Task objective: Go through the entries below and retype them exactly, omitting each picture.

——

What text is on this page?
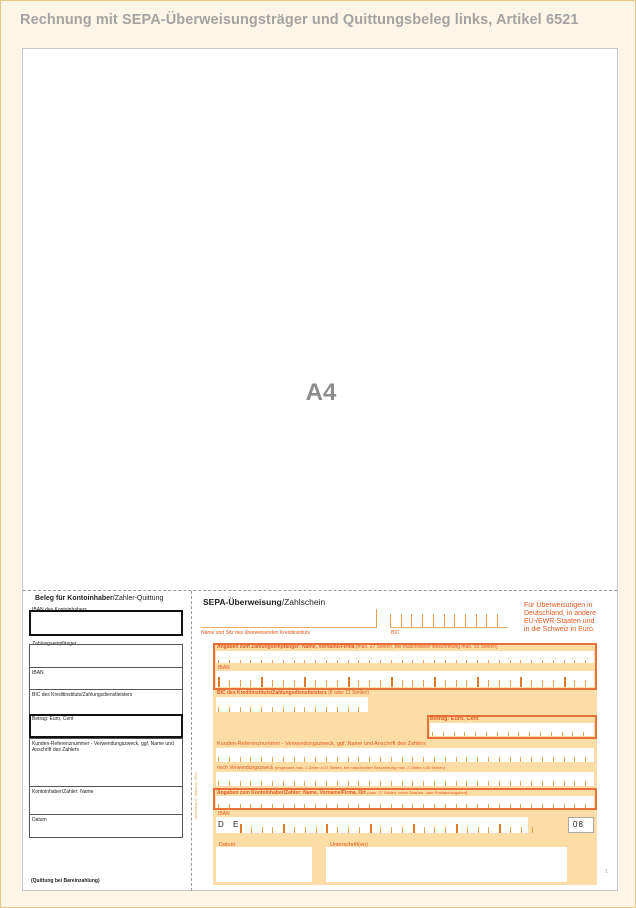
Rechnung mit SEPA-Überweisungsträger und Quittungsbeleg links, Artikel 6521
A4
Beleg für Kontoinhaber/Zahler-Quittung
IBAN des Kontoinhabers
Zahlungsempfänger
IBAN
BIC des Kreditinstituts/Zahlungsdienstleisters
Betrag: Euro, Cent
Kunden-Referenznummer - Verwendungszweck, ggf. Name und Anschrift des Zahlers
Kontoinhaber/Zahler: Name
Datum
(Quittung bei Bareinzahlung)
SEPA-Überweisung/Zahlschein
Name und Sitz des überweisenden Kreditinstituts	BIC
Für Überweisungen in
Deutschland, in andere
EU-/EWR-Staaten und
in die Schweiz in Euro.
Angaben zum Zahlungsempfänger: Name, Vorname/Firma (max. 27 Stellen, bei maschineller Beschriftung max. 35 Stellen)
IBAN
BIC des Kreditinstituts/Zahlungsdienstleisters (8 oder 11 Stellen)
Betrag: Euro, Cent
Kunden-Referenznummer - Verwendungszweck, ggf. Name und Anschrift des Zahlers
noch Verwendungszweck (insgesamt max. 2 Zeilen à 27 Stellen, bei maschineller Beschriftung max. 2 Zeilen à 35 Stellen)
Angaben zum Kontoinhaber/Zahler: Name, Vorname/Firma, Ort (max. 27 Stellen, keine Straßen- oder Postfachangaben)
IBAN
D E	08
Datum	Unterschrift(en)
Abbildung ist - Artikel Nr. 6521
1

——

Solution:
What text is on this page?
Rechnung mit SEPA-Überweisungsträger und Quittungsbeleg links, Artikel 6521
A4
Beleg für Kontoinhaber/Zahler-Quittung
IBAN des Kontoinhabers
Zahlungsempfänger
IBAN
BIC des Kreditinstituts/Zahlungsdienstleisters
Betrag: Euro, Cent
Kunden-Referenznummer - Verwendungszweck, ggf. Name und Anschrift des Zahlers
Kontoinhaber/Zahler: Name
Datum
(Quittung bei Bareinzahlung)
SEPA-Überweisung/Zahlschein
Name und Sitz des überweisenden Kreditinstituts	BIC
Für Überweisungen in
Deutschland, in andere
EU-/EWR-Staaten und
in die Schweiz in Euro.
Angaben zum Zahlungsempfänger: Name, Vorname/Firma (max. 27 Stellen, bei maschineller Beschriftung max. 35 Stellen)
IBAN
BIC des Kreditinstituts/Zahlungsdienstleisters (8 oder 11 Stellen)
Betrag: Euro, Cent
Kunden-Referenznummer - Verwendungszweck, ggf. Name und Anschrift des Zahlers
noch Verwendungszweck (insgesamt max. 2 Zeilen à 27 Stellen, bei maschineller Beschriftung max. 2 Zeilen à 35 Stellen)
Angaben zum Kontoinhaber/Zahler: Name, Vorname/Firma, Ort (max. 27 Stellen, keine Straßen- oder Postfachangaben)
IBAN
D E	08
Datum	Unterschrift(en)
Abbildung ist - Artikel Nr. 6521
1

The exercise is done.